The records below must be output exactly, without pictures.

------ ROWS

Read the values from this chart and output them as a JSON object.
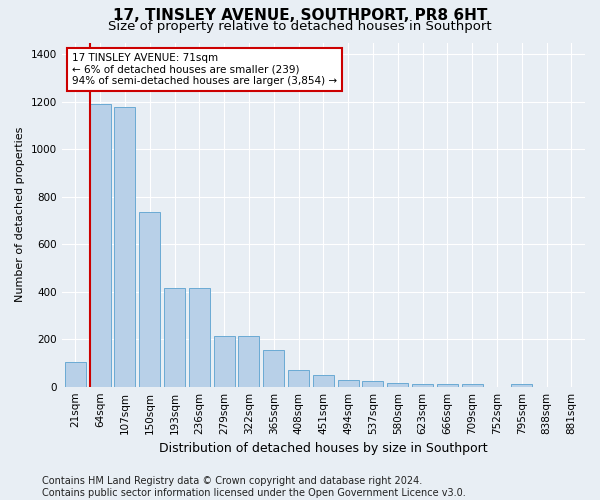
{
  "title": "17, TINSLEY AVENUE, SOUTHPORT, PR8 6HT",
  "subtitle": "Size of property relative to detached houses in Southport",
  "xlabel": "Distribution of detached houses by size in Southport",
  "ylabel": "Number of detached properties",
  "categories": [
    "21sqm",
    "64sqm",
    "107sqm",
    "150sqm",
    "193sqm",
    "236sqm",
    "279sqm",
    "322sqm",
    "365sqm",
    "408sqm",
    "451sqm",
    "494sqm",
    "537sqm",
    "580sqm",
    "623sqm",
    "666sqm",
    "709sqm",
    "752sqm",
    "795sqm",
    "838sqm",
    "881sqm"
  ],
  "values": [
    105,
    1190,
    1180,
    735,
    415,
    415,
    215,
    215,
    155,
    70,
    50,
    30,
    25,
    17,
    12,
    12,
    12,
    0,
    12,
    0,
    0
  ],
  "bar_color": "#b8d0e8",
  "bar_edge_color": "#6aaad4",
  "highlight_bar_index": 1,
  "highlight_color": "#cc0000",
  "annotation_text": "17 TINSLEY AVENUE: 71sqm\n← 6% of detached houses are smaller (239)\n94% of semi-detached houses are larger (3,854) →",
  "annotation_box_color": "#ffffff",
  "annotation_box_edge": "#cc0000",
  "ylim": [
    0,
    1450
  ],
  "yticks": [
    0,
    200,
    400,
    600,
    800,
    1000,
    1200,
    1400
  ],
  "footer": "Contains HM Land Registry data © Crown copyright and database right 2024.\nContains public sector information licensed under the Open Government Licence v3.0.",
  "bg_color": "#e8eef4",
  "plot_bg_color": "#e8eef4",
  "title_fontsize": 11,
  "subtitle_fontsize": 9.5,
  "tick_fontsize": 7.5,
  "ylabel_fontsize": 8,
  "xlabel_fontsize": 9,
  "footer_fontsize": 7
}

------------

_ANSWER FOR THE TASK_
Read the values from this chart and output them as a JSON object.
{
  "title": "17, TINSLEY AVENUE, SOUTHPORT, PR8 6HT",
  "subtitle": "Size of property relative to detached houses in Southport",
  "xlabel": "Distribution of detached houses by size in Southport",
  "ylabel": "Number of detached properties",
  "categories": [
    "21sqm",
    "64sqm",
    "107sqm",
    "150sqm",
    "193sqm",
    "236sqm",
    "279sqm",
    "322sqm",
    "365sqm",
    "408sqm",
    "451sqm",
    "494sqm",
    "537sqm",
    "580sqm",
    "623sqm",
    "666sqm",
    "709sqm",
    "752sqm",
    "795sqm",
    "838sqm",
    "881sqm"
  ],
  "values": [
    105,
    1190,
    1180,
    735,
    415,
    415,
    215,
    215,
    155,
    70,
    50,
    30,
    25,
    17,
    12,
    12,
    12,
    0,
    12,
    0,
    0
  ],
  "bar_color": "#b8d0e8",
  "bar_edge_color": "#6aaad4",
  "highlight_bar_index": 1,
  "highlight_color": "#cc0000",
  "annotation_text": "17 TINSLEY AVENUE: 71sqm\n← 6% of detached houses are smaller (239)\n94% of semi-detached houses are larger (3,854) →",
  "annotation_box_color": "#ffffff",
  "annotation_box_edge": "#cc0000",
  "ylim": [
    0,
    1450
  ],
  "yticks": [
    0,
    200,
    400,
    600,
    800,
    1000,
    1200,
    1400
  ],
  "footer": "Contains HM Land Registry data © Crown copyright and database right 2024.\nContains public sector information licensed under the Open Government Licence v3.0.",
  "bg_color": "#e8eef4",
  "plot_bg_color": "#e8eef4",
  "title_fontsize": 11,
  "subtitle_fontsize": 9.5,
  "tick_fontsize": 7.5,
  "ylabel_fontsize": 8,
  "xlabel_fontsize": 9,
  "footer_fontsize": 7
}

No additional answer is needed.